**Set of tasks**
(1) In the MannKind announcement, which state is home to the manufacturing facility being considered for a sale-leaseback?
(2) Continue the MannKind announcement from where it stops.
-- Text block follows --
MannKind also announced that it is evaluating the considerations underlying a potential sale-leaseback of its manufacturing facility in Connecticut, which is being negotiated under a previously announced letter of intent. The Company will update investors regarding its plans for the facility at a future date.
MannKind’s Chief Financial Officer, Steven B. Binder commented, “Starting with the convertible debt offering in March and ending with these debt reductions and restructurings, we have positioned the Company with ample cash and a manageable debt load to fund our near-term priorities, enabling us to focus on the development of our product pipeline, investing behind growing Afrezza and supporting our collaborations.”
Further details about both transactions will be provided in a Current Report on Form 8-K filed with the Security and Exchange Commission.
TYVASO DPI is a trademark of United Therapeutics Corporation.
-- Text block concluded --
-- Given data follows --
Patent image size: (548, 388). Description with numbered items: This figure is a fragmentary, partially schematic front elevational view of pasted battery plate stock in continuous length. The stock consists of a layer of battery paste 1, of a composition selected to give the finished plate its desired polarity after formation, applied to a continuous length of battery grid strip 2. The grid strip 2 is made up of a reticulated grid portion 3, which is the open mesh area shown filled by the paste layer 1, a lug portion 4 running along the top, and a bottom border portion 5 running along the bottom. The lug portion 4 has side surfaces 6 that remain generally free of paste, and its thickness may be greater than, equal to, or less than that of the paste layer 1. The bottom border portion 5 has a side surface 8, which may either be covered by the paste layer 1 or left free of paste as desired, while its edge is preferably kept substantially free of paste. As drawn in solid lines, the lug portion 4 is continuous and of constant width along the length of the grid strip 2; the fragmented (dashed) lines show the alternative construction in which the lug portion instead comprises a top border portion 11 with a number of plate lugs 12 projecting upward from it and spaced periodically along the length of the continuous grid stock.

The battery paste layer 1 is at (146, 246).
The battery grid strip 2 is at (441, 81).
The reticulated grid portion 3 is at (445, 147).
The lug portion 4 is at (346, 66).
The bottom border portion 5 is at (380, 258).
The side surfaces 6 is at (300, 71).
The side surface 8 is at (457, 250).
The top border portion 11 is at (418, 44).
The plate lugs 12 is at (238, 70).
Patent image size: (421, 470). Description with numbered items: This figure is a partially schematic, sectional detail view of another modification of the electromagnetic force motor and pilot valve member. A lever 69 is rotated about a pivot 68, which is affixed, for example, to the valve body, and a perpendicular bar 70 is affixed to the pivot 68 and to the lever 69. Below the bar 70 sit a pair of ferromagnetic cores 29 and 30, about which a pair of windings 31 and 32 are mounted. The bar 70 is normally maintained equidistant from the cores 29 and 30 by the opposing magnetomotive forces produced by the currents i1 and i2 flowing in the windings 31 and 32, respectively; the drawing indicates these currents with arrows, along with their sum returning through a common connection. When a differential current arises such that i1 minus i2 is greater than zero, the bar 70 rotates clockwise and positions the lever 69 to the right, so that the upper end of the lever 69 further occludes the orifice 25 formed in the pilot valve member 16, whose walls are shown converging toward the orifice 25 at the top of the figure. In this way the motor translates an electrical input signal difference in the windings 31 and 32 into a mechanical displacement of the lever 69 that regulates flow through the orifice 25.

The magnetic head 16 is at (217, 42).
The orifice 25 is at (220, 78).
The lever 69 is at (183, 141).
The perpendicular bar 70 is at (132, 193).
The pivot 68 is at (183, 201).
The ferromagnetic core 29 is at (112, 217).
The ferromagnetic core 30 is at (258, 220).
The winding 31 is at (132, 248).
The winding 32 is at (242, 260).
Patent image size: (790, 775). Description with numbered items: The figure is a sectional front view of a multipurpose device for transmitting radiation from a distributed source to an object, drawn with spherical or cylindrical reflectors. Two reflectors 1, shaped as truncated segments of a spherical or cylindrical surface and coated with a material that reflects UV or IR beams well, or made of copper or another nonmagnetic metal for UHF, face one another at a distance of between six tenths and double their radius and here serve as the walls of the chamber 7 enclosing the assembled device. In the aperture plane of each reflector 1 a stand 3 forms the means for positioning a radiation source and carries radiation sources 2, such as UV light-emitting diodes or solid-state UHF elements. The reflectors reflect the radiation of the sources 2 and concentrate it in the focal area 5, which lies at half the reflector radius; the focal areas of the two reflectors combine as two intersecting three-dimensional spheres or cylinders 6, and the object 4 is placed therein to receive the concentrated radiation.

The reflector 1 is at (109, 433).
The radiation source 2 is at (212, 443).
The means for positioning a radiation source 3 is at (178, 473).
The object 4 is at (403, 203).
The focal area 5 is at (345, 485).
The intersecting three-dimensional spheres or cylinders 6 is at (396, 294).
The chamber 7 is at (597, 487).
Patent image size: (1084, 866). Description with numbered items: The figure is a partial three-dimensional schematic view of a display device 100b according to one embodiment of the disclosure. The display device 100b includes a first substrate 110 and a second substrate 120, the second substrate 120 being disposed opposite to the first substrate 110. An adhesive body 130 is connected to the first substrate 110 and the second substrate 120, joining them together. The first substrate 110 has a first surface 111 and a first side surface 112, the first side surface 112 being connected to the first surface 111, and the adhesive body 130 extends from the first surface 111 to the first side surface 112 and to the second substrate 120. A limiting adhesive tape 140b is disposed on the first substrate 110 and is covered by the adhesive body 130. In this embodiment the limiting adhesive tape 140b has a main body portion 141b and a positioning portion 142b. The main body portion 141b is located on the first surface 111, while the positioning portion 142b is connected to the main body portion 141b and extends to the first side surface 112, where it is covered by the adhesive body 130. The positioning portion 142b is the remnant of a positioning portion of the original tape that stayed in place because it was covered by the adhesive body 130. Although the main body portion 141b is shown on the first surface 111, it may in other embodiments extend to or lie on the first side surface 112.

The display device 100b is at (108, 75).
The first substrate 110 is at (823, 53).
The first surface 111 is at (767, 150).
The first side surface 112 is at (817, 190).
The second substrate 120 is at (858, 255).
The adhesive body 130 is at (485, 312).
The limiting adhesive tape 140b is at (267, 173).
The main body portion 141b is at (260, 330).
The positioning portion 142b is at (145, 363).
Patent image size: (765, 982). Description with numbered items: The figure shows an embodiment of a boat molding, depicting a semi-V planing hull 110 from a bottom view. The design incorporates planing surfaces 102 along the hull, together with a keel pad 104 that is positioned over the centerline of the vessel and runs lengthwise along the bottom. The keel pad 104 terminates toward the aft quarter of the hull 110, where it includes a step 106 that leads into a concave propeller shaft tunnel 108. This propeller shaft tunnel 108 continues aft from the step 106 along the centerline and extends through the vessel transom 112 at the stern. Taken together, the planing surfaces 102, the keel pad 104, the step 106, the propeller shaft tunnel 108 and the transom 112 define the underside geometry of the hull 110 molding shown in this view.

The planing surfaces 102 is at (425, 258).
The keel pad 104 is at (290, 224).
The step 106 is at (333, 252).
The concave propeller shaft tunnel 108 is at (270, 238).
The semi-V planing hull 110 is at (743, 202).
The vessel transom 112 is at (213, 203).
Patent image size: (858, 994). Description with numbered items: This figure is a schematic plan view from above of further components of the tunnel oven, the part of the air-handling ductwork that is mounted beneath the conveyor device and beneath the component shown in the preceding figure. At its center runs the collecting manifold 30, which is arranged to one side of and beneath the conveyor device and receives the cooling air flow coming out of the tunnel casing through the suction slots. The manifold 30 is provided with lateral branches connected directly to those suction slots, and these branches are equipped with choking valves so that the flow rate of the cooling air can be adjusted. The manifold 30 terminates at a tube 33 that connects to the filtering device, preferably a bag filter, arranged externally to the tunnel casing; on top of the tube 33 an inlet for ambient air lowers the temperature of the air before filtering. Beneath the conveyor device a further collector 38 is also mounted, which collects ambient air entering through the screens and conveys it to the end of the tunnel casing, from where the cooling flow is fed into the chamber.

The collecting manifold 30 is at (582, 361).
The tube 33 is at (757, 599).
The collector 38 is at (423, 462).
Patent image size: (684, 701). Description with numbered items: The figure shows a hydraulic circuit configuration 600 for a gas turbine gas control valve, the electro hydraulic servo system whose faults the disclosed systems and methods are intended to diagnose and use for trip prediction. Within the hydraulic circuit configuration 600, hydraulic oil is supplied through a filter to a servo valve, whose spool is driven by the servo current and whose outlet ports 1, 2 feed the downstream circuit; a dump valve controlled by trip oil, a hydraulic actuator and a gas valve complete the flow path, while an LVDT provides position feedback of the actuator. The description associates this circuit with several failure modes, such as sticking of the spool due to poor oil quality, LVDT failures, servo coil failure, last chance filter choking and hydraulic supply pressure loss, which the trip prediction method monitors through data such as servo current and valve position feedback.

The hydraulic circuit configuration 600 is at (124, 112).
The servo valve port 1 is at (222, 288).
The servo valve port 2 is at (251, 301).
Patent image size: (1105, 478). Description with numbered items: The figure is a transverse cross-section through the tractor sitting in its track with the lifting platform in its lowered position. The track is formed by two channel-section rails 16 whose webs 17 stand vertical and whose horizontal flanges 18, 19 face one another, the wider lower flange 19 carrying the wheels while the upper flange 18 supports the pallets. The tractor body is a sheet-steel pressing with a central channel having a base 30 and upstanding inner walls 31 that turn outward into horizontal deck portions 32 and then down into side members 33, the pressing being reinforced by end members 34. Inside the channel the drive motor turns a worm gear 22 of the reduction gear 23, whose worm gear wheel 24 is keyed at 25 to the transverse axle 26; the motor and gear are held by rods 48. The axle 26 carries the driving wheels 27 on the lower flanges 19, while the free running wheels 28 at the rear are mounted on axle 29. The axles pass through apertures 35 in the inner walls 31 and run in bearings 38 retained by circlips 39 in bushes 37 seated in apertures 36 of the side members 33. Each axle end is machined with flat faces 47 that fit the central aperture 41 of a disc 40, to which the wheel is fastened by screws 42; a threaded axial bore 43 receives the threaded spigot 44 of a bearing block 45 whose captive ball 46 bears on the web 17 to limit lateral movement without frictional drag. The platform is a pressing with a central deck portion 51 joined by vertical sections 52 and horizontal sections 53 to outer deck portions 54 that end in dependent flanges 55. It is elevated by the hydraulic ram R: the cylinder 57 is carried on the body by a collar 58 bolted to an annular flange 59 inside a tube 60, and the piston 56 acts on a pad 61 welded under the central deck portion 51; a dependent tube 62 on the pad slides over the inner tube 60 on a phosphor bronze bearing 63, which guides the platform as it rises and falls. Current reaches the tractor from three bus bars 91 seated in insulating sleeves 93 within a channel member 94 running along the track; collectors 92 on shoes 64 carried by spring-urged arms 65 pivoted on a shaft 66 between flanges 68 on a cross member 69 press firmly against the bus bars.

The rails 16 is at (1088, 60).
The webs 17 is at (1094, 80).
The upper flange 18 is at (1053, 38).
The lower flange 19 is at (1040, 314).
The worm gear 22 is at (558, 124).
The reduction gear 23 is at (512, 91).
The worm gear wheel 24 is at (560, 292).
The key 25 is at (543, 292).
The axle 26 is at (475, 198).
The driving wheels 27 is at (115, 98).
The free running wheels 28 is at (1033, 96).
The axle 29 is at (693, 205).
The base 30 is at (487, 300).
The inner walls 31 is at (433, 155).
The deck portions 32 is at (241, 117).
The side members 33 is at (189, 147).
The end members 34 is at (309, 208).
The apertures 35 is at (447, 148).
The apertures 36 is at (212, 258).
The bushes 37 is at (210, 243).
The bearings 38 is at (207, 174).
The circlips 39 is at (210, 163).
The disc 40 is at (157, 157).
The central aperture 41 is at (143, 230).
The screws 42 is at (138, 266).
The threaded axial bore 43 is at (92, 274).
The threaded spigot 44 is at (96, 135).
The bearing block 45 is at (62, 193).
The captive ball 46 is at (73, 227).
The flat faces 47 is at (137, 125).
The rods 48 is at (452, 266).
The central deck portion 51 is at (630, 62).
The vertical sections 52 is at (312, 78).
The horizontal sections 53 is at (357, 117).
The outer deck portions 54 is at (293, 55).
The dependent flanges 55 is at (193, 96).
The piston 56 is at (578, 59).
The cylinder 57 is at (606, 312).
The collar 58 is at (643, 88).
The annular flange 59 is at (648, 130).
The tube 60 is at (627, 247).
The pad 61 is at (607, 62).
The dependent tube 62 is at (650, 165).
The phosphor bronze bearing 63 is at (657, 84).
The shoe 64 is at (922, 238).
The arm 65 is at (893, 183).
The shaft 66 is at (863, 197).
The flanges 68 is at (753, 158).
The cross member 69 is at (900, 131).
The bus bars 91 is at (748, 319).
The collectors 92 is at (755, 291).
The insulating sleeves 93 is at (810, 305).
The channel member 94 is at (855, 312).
-- Given data concluded --
**Answers to the problems**
(1) Connecticut

(2)
About MannKind Corporation
MannKind Corporation (Nasdaq: MNKD) focuses on the development and commercialization of inhaled therapeutic products for patients with endocrine and orphan lung diseases. MannKind is currently commercializing Afrezza® (insulin human) Inhalation Powder, the Company’s first FDA-approved product and the only inhaled ultra rapid-acting mealtime insulin in the United States, where it is available by prescription from pharmacies nationwide. Afrezza is also available by prescription in Brazil, where it is commercialized by the Company’s partner Biomm SA. MannKind was established in 1991, and is headquartered in Westlake Village, Calif. with a state-of-the-art manufacturing facility based in Danbury, Conn. The Company also employs field sales and medical representatives across the U.S. For further information, visit www.mannkindcorp.com.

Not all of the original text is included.